__WRITTEN TASK__: Copy out the material unchanged, beginning at the line that contains "x-tick-label: UON 4" and stopping after the line that contains "bar xyxy=(288,368,351,506)".

__MATERIAL FOR THIS TASK__:
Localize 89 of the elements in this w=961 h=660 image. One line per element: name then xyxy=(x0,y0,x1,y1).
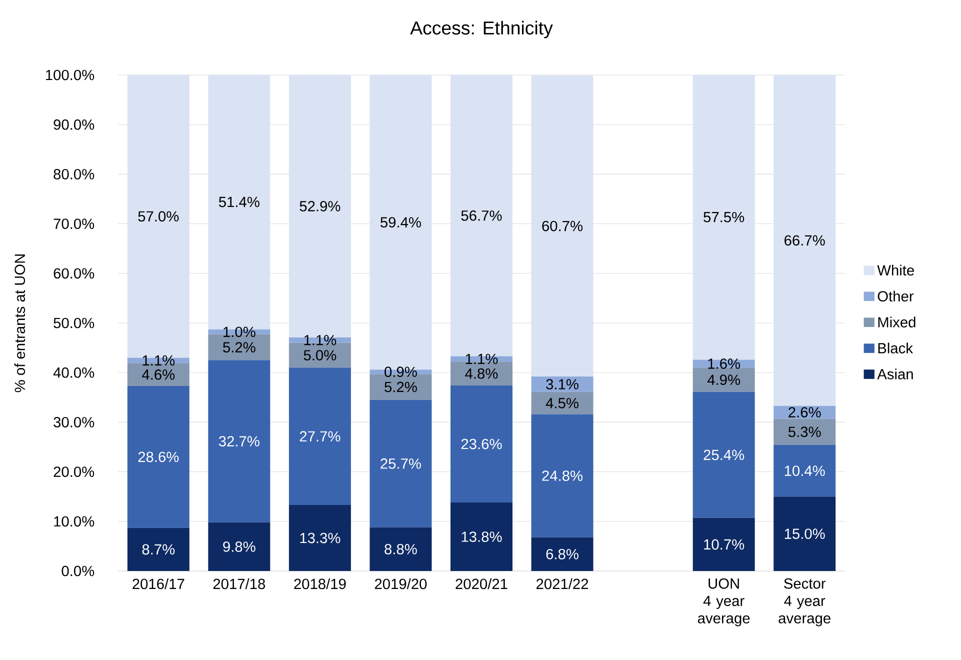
x-tick-label: UON 4 year average xyxy=(698,578,750,626)
data-label: 32.7% xyxy=(218,436,260,446)
bar xyxy=(774,445,836,497)
data-label: 57.5% xyxy=(704,212,744,222)
legend-label: Black xyxy=(878,342,914,354)
data-label: 4.9% xyxy=(707,374,740,385)
data-label: 1.1% xyxy=(304,334,336,346)
bar xyxy=(288,368,351,506)
legend-label: White xyxy=(877,264,914,276)
x-tick-label: 2020/21 xyxy=(456,578,508,590)
data-label: 24.8% xyxy=(542,470,583,481)
data-label: 66.7% xyxy=(784,235,825,246)
legend-label: Mixed xyxy=(878,316,916,328)
data-label: 13.8% xyxy=(462,532,502,542)
data-label: 1.0% xyxy=(224,326,256,338)
y-tick-label: 50.0% xyxy=(54,318,94,328)
bar xyxy=(450,502,512,571)
y-tick-label: 80.0% xyxy=(54,169,94,180)
x-tick-label: 2018/19 xyxy=(294,578,346,590)
x-tick-label: 2021/22 xyxy=(536,578,588,590)
data-label: 25.4% xyxy=(704,450,744,460)
data-label: 9.8% xyxy=(223,542,256,552)
y-tick-label: 10.0% xyxy=(54,516,94,527)
bar xyxy=(692,368,755,392)
data-label: 28.6% xyxy=(138,452,179,462)
data-label: 10.7% xyxy=(704,539,744,550)
data-label: 1.1% xyxy=(466,354,498,364)
y-tick-label: 20.0% xyxy=(54,466,94,477)
bar xyxy=(774,418,836,445)
data-label: 5.2% xyxy=(223,342,256,352)
bar xyxy=(127,386,190,528)
bar xyxy=(531,376,594,392)
data-label: 6.8% xyxy=(546,548,578,560)
data-label: 3.1% xyxy=(546,379,578,390)
data-label: 8.7% xyxy=(142,544,175,555)
data-label: 5.2% xyxy=(384,382,417,392)
legend-label: Asian xyxy=(877,368,913,380)
bar xyxy=(774,74,836,406)
data-label: 5.0% xyxy=(304,350,336,360)
bar xyxy=(127,528,190,571)
data-label: 10.4% xyxy=(784,466,825,476)
bar xyxy=(208,360,270,522)
data-label: 15.0% xyxy=(784,528,825,539)
y-tick-label: 60.0% xyxy=(54,268,94,279)
bar xyxy=(692,74,755,360)
y-tick-label: 40.0% xyxy=(53,367,94,378)
bar xyxy=(531,75,594,377)
y-tick-label: 0.0% xyxy=(62,566,94,576)
bar xyxy=(692,518,755,571)
bar xyxy=(288,505,351,571)
y-axis-title: % of entrants at UON xyxy=(14,254,26,392)
data-label: 5.3% xyxy=(788,426,821,438)
data-label: 52.9% xyxy=(300,201,340,212)
data-label: 4.5% xyxy=(546,398,578,408)
data-label: 0.9% xyxy=(384,366,417,378)
data-label: 8.8% xyxy=(384,544,417,554)
data-label: 2.6% xyxy=(788,407,821,418)
bar xyxy=(531,392,594,414)
data-label: 25.7% xyxy=(380,458,421,469)
y-tick-label: 70.0% xyxy=(54,218,94,229)
x-tick-label: Sector 4 year average xyxy=(778,578,830,626)
bar xyxy=(692,392,755,518)
y-tick-label: 90.0% xyxy=(54,119,94,130)
data-label: 27.7% xyxy=(300,431,340,442)
data-label: 60.7% xyxy=(542,220,583,232)
data-label: 23.6% xyxy=(461,438,502,450)
data-label: 51.4% xyxy=(218,196,260,208)
x-tick-label: 2019/20 xyxy=(374,578,427,590)
data-label: 57.0% xyxy=(138,211,179,222)
data-label: 13.3% xyxy=(300,532,340,544)
legend-label: Other xyxy=(878,290,914,302)
y-tick-label: 30.0% xyxy=(54,417,94,428)
data-label: 59.4% xyxy=(380,217,421,228)
data-label: 1.6% xyxy=(708,358,740,369)
y-tick-label: 100.0% xyxy=(46,70,94,80)
data-label: 4.8% xyxy=(465,368,498,379)
x-tick-label: 2017/18 xyxy=(213,578,266,590)
bar xyxy=(370,400,432,528)
chart-title: Access: Ethnicity xyxy=(410,20,553,38)
bar xyxy=(531,414,594,538)
bar xyxy=(208,522,270,571)
x-tick-label: 2016/17 xyxy=(132,578,184,590)
bar xyxy=(531,537,594,571)
data-label: 4.6% xyxy=(142,369,175,380)
bar xyxy=(774,496,836,571)
data-label: 1.1% xyxy=(142,355,175,366)
bar xyxy=(450,385,512,503)
bar xyxy=(370,527,432,571)
data-label: 56.7% xyxy=(461,210,502,221)
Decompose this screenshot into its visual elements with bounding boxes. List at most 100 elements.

__TASK RESULT__:
x-tick-label: UON 4 year average xyxy=(698,578,750,626)
data-label: 32.7% xyxy=(218,436,260,446)
bar xyxy=(774,445,836,497)
data-label: 57.5% xyxy=(704,212,744,222)
legend-label: Black xyxy=(878,342,914,354)
data-label: 4.9% xyxy=(707,374,740,385)
data-label: 1.1% xyxy=(304,334,336,346)
bar xyxy=(288,368,351,506)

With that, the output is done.